* GIVEN RECORDS:

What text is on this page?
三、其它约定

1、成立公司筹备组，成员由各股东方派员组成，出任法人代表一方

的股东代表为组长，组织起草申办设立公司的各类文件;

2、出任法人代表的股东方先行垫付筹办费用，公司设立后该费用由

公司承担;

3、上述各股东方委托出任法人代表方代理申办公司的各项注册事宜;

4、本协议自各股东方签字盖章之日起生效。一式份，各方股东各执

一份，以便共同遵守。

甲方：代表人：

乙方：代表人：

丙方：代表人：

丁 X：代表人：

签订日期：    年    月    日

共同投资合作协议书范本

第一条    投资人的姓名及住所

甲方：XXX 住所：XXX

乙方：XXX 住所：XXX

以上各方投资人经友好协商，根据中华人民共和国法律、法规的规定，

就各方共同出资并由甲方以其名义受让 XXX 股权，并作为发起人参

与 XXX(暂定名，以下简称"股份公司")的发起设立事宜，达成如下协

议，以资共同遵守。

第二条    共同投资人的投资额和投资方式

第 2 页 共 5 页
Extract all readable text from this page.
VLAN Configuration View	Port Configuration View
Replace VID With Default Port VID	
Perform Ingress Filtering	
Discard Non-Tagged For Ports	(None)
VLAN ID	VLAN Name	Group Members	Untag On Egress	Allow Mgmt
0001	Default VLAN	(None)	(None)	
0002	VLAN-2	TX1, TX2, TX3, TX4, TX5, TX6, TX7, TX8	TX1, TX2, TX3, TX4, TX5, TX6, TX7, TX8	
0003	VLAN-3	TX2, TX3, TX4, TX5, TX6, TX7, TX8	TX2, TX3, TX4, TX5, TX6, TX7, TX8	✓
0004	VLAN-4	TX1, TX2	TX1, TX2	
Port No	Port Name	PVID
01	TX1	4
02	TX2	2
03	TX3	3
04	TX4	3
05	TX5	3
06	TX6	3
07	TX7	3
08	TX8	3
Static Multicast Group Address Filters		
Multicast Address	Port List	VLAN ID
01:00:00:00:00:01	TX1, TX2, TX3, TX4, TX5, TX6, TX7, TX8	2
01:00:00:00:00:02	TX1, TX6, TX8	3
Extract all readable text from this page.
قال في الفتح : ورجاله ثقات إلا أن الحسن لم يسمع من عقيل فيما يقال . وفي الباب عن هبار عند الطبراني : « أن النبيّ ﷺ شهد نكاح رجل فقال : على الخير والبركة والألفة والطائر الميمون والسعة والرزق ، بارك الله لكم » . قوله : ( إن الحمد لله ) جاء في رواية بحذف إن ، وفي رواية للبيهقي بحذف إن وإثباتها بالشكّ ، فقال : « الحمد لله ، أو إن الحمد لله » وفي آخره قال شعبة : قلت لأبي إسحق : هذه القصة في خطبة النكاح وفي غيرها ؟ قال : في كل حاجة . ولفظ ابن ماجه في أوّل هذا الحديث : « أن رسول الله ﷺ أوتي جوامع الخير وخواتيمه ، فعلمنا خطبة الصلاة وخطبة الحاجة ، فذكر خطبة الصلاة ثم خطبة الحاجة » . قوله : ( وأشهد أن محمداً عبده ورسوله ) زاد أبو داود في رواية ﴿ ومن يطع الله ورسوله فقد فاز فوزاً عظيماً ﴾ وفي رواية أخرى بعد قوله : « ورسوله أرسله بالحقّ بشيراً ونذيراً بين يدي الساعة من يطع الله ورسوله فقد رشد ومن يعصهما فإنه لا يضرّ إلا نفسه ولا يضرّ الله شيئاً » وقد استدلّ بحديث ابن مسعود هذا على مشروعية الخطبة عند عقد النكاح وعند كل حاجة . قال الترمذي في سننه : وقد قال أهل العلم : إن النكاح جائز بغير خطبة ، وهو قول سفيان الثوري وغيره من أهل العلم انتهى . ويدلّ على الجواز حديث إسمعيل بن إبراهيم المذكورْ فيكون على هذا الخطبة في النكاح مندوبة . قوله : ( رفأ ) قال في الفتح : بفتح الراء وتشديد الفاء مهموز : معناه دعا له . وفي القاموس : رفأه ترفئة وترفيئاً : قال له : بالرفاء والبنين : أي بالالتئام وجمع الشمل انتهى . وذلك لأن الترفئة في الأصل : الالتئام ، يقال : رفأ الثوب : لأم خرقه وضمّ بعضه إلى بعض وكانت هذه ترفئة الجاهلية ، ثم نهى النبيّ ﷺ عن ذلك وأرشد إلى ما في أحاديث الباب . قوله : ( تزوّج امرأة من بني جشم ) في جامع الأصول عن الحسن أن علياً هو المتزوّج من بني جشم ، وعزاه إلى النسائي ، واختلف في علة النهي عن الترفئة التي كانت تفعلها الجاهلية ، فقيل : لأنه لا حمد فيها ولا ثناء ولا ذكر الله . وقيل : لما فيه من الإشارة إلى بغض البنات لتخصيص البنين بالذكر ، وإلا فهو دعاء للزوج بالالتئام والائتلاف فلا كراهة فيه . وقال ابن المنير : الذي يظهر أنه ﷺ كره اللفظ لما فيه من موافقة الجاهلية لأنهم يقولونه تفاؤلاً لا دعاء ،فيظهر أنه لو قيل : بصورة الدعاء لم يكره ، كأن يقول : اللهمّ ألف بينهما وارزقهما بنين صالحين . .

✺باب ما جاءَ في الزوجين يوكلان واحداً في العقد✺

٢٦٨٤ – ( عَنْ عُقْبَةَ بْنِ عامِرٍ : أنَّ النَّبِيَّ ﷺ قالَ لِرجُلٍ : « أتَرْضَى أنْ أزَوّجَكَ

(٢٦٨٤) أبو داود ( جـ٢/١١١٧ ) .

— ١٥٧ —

* WHAT IS ASKED:
Search the lines above for the string "Address", then show every one that has it.

* OUTPUT OF THE EXERCISE:
Static Multicast Group Address Filters		
Multicast Address	Port List	VLAN ID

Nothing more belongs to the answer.